§ Tâche à réaliser
Poursuivez le texte sur le litige entre Oracle et Google au sujet des API Java, en reprenant juste après sa dernière phrase.

§ Texte proposé
Environ trois douzaines de chercheurs en informatique ont signé un mémoire destiné au tribunal pour expliquer pourquoi ils contestent la volonté d'Oracle de protéger ses API Java par un copyright. Selon eux, une telle décision ferait reculer l'industrie informatique et empêcherait les utilisateurs finaux d'accéder de façon abordable à la technologie. Parmi les signatures apposées au bas du mémoire « amicus curiae », figurent celles de grands scientifiques, entre autres celle du développeur américain Tim Paterson à qui l'on doit le MS-DOS et celle du créateur d'Arpanet Larry Roberts.
Oracle accuse Google de violer le droit d'auteur de ses API Java dans le système d'exploitation Android et réclame plusieurs milliards de dollars de dommages et intérêts au géant de l'Internet. Ce dernier nie toute malversation et fait notamment valoir qu'en vertu de la loi américaine, les API ne sont pas protégées par le droit d'auteur. L'an dernier, un tribunal de Californie avait, pour la majorité des plaintes, statué en faveur de Google. Le juge William Alsup avait estimé que les API Java concernées ne pouvaient pas être couvertes par le droit d'auteur parce qu'elles représentaient une partie fonctionnelle de la plate-forme Java et étaient indispensables aux tiers s'ils veulent utiliser le langage Java. En général, le droit d'auteur ne s'applique pas aux créations fonctionnelles par nature.
Les créateurs de JavaScript et du compilateur GNU C++ parmi les signataires
L'éditeur de Redwood Shores avait fait appel de la décision, et le mémoire déposé jeudi aimerait influencer le tribunal qui aura à se prononcer sur le bien fondé de l'appel. Le document a été déposé par l'Electronic Frontier Foundation au nom de 32 informaticiens et développeurs de logiciels. Parmi les autres signataires, on trouve Brendan Eich, l'inventeur du JavaScript et CTO de Mozilla, Michael Tiemann, auteur du compilateur GNU C++ et un des dirigeants de Red Hat, ou encore Andrew Tridgell, un développeur Samba. « La liberté de pouvoir réimplementer et étendre les API existantes a été la clé du progrès et de la concurrence dans le domaine informatique, pour le hardware et le software », énoncent les signataires. « Elle a permis l'émergence et la réussite de nombreuses industries solides - comme l'industrie du mainframe, du PC, des périphériques (stockage, modems, cartes son, imprimantes, etc.), des stations de travail et des serveurs, et ainsi de suite - que nous considérons aujourd'hui comme des acquis, et elle a fait en sorte que des concurrents puissent rivaliser avec les acteurs établis et pousser l'innovation technologique ».

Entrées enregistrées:
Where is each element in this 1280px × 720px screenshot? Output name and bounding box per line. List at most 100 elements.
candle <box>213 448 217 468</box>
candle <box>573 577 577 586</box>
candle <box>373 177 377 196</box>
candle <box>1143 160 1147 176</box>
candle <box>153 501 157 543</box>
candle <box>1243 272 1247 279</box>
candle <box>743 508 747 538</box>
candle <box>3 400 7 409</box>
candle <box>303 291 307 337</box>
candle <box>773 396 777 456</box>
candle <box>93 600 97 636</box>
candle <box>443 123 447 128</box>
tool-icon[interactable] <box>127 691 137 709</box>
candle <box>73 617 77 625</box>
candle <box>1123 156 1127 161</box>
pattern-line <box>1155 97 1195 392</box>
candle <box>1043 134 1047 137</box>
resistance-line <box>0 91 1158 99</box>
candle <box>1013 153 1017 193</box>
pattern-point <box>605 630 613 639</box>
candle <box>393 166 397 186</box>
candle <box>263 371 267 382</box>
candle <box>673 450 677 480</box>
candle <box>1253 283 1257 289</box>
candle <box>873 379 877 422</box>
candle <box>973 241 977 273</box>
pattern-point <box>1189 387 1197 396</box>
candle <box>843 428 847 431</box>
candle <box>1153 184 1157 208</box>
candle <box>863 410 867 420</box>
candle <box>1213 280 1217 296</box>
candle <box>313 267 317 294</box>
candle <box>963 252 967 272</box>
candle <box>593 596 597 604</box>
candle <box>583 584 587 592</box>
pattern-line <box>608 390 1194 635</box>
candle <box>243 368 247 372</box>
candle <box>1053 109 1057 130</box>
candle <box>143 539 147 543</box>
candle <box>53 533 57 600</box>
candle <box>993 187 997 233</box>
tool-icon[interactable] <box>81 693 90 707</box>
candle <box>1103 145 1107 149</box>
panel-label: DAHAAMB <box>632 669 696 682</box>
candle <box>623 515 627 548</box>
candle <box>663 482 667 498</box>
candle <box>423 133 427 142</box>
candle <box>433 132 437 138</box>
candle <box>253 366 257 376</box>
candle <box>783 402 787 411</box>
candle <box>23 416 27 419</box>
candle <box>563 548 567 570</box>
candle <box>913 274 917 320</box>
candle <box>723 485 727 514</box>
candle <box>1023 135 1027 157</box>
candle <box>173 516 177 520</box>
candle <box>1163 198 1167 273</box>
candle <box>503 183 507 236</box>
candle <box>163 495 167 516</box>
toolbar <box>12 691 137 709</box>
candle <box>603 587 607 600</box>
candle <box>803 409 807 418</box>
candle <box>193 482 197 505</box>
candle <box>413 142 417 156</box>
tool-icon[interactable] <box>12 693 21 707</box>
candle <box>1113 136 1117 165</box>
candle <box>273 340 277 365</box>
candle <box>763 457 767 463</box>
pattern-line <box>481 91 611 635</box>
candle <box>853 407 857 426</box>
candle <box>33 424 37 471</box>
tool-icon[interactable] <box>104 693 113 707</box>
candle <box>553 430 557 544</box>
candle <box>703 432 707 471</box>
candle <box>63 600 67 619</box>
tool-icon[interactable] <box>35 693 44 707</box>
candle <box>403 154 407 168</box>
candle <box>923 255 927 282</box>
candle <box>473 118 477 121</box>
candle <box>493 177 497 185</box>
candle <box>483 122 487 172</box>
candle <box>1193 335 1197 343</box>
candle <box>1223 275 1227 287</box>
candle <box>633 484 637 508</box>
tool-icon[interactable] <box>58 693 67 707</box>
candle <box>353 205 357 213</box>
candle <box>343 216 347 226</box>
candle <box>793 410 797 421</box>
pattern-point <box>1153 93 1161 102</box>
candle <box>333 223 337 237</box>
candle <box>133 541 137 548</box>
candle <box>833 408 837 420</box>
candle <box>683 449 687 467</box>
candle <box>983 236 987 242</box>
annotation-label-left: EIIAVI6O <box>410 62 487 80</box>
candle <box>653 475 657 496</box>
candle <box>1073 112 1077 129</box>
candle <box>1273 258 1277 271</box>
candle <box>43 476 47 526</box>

§ Réponse
Le mémoire soutient par exemple que la propagation des PC bon marché a été possible parce que IBM n'a protégé son système BIOS par aucun droit d'auteur, ce qui a permis à des concurrents comme Compaq et Phoenix de créer leurs propres implémentations BIOS et de construire des clones de PC. « La nature ouverte des API est également indispensable au développement du système Unix, du langage de programmation C et des protocoles ouverts de l'Internet », dit encore le mémoire. « Si le tribunal remettait en question l'avis bien pesé du juge Alsup, il permettrait à Oracle et à d'autres de monopoliser l'utilisation des systèmes intégrant leurs API. Les créateurs d'API pourraient empêcher n'importe quel développeur de créer un programme compatible », poursuit le mémoire. Une porte-parole d'Oracle a déclaré que l'éditeur refusait de commenter le document déposé par les informaticiens.
Lors du procès, Oracle avait fait valoir que la structure complexe et la syntaxe des API Java demandaient un travail créatif digne de protection. Selon Oracle, Google a sciemment copié ses API et en a tiré des milliards de dollars de bénéfices avec Android, devenu le système d'exploitation pour smartphones le plus vendu au monde aujourd'hui.